Material provided
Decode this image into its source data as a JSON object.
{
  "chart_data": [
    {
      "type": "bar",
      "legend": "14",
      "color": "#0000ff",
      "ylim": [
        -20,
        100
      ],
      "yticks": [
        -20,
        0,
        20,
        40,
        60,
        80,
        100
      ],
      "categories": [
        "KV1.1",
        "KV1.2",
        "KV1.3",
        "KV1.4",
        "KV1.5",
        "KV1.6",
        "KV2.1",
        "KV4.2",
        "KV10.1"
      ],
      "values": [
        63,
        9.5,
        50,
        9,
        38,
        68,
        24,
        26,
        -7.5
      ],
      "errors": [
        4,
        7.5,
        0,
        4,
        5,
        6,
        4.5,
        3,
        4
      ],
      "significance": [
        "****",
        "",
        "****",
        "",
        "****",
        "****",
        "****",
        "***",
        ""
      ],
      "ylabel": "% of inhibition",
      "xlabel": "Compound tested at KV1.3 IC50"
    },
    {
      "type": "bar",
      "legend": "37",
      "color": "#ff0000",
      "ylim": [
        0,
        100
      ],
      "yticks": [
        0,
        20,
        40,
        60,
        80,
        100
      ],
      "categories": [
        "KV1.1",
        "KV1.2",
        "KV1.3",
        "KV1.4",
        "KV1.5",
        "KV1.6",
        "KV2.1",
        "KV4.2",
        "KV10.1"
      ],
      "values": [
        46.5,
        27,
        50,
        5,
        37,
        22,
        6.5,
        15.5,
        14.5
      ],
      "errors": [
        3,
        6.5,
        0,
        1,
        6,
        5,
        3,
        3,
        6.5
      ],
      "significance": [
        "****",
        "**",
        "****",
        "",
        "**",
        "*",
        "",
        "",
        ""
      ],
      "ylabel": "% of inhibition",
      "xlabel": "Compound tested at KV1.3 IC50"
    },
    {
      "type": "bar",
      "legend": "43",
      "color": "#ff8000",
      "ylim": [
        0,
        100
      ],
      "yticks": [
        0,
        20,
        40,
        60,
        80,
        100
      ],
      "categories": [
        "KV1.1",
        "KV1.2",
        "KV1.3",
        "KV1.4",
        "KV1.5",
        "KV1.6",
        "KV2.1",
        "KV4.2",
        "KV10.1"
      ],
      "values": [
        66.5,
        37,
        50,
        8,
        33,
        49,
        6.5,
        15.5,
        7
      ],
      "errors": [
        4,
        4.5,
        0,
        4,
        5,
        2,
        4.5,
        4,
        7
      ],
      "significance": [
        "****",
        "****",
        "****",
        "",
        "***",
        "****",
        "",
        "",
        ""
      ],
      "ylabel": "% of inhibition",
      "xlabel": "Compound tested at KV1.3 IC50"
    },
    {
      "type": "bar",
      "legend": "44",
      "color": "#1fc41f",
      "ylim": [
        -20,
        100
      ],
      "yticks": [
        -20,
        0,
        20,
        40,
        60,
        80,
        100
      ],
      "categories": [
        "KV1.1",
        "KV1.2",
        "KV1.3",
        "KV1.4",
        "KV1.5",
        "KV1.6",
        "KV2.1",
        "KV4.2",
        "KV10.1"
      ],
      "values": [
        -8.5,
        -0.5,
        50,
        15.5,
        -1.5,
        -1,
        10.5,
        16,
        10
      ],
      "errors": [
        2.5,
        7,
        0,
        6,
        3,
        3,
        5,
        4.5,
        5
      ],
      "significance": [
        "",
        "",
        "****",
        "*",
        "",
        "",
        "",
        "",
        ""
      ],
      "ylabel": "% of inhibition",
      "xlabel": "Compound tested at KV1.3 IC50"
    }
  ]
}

Short problem
In the records above, find each line that holds the word "color"; copy all such lines.

Solution below
      "color": "#0000ff",
      "color": "#ff0000",
      "color": "#ff8000",
      "color": "#1fc41f",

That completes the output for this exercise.